Stored records
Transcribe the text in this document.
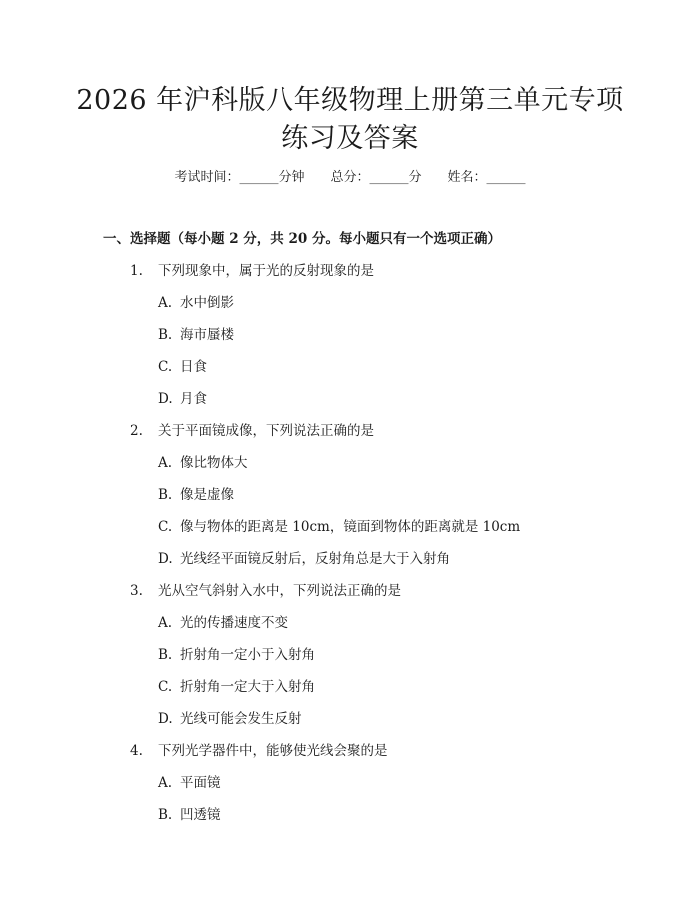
2026 年沪科版八年级物理上册第三单元专项
练习及答案
考试时间：______分钟 总分：______分 姓名：______
一、选择题（每小题 2 分，共 20 分。每小题只有一个选项正确）
1. 下列现象中，属于光的反射现象的是
A. 水中倒影
B. 海市蜃楼
C. 日食
D. 月食
2. 关于平面镜成像，下列说法正确的是
A. 像比物体大
B. 像是虚像
C. 像与物体的距离是 10cm，镜面到物体的距离就是 10cm
D. 光线经平面镜反射后，反射角总是大于入射角
3. 光从空气斜射入水中，下列说法正确的是
A. 光的传播速度不变
B. 折射角一定小于入射角
C. 折射角一定大于入射角
D. 光线可能会发生反射
4. 下列光学器件中，能够使光线会聚的是
A. 平面镜
B. 凹透镜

# [Exercise instructions]
Examine the listing and say how many of its lines contain the string "下列说法正确的是". Give the number alone.

# [Exercise response]
2